# WHAT THIS TASK INVOLVES
Every record must appear in your copy exactly as written, with no pictures.
-- START DATA TO USE --
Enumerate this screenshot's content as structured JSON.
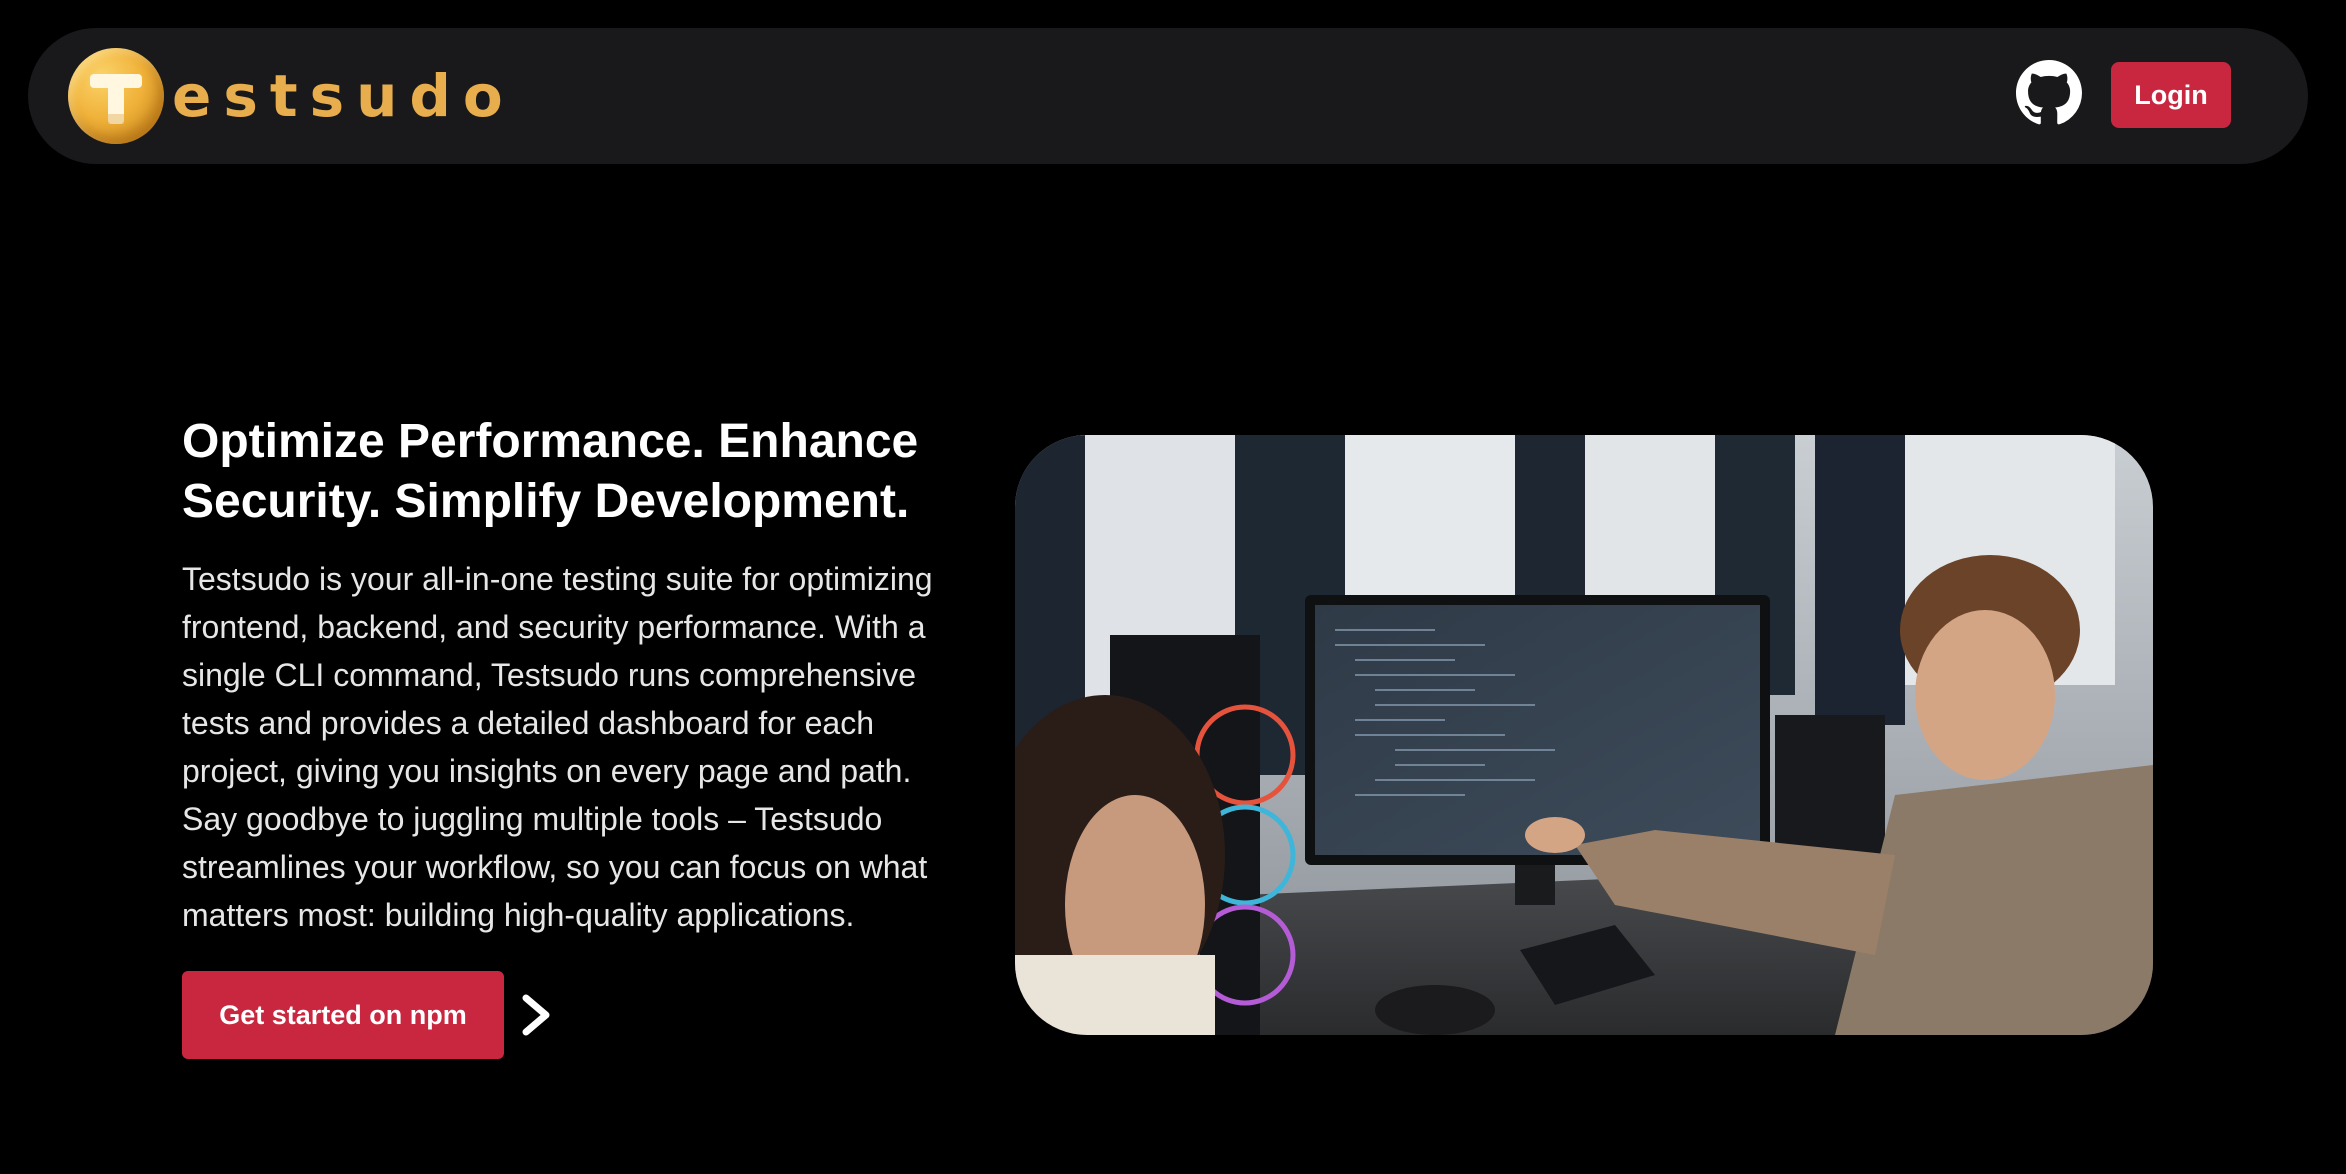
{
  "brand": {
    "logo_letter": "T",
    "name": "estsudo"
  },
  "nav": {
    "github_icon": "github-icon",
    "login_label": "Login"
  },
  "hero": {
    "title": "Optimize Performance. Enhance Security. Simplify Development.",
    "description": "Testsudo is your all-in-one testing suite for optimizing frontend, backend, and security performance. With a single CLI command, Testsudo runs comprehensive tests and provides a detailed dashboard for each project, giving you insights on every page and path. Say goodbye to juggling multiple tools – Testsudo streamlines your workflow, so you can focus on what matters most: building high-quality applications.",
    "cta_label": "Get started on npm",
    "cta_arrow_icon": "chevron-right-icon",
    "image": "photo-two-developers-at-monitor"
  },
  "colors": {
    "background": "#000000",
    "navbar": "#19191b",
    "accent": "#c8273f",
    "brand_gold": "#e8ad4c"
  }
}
-- END DATA TO USE --
# ANSWER FOR THE TASK
Enumerate this screenshot's content as structured JSON.
{
  "brand": {
    "logo_letter": "T",
    "name": "estsudo"
  },
  "nav": {
    "github_icon": "github-icon",
    "login_label": "Login"
  },
  "hero": {
    "title": "Optimize Performance. Enhance Security. Simplify Development.",
    "description": "Testsudo is your all-in-one testing suite for optimizing frontend, backend, and security performance. With a single CLI command, Testsudo runs comprehensive tests and provides a detailed dashboard for each project, giving you insights on every page and path. Say goodbye to juggling multiple tools – Testsudo streamlines your workflow, so you can focus on what matters most: building high-quality applications.",
    "cta_label": "Get started on npm",
    "cta_arrow_icon": "chevron-right-icon",
    "image": "photo-two-developers-at-monitor"
  },
  "colors": {
    "background": "#000000",
    "navbar": "#19191b",
    "accent": "#c8273f",
    "brand_gold": "#e8ad4c"
  }
}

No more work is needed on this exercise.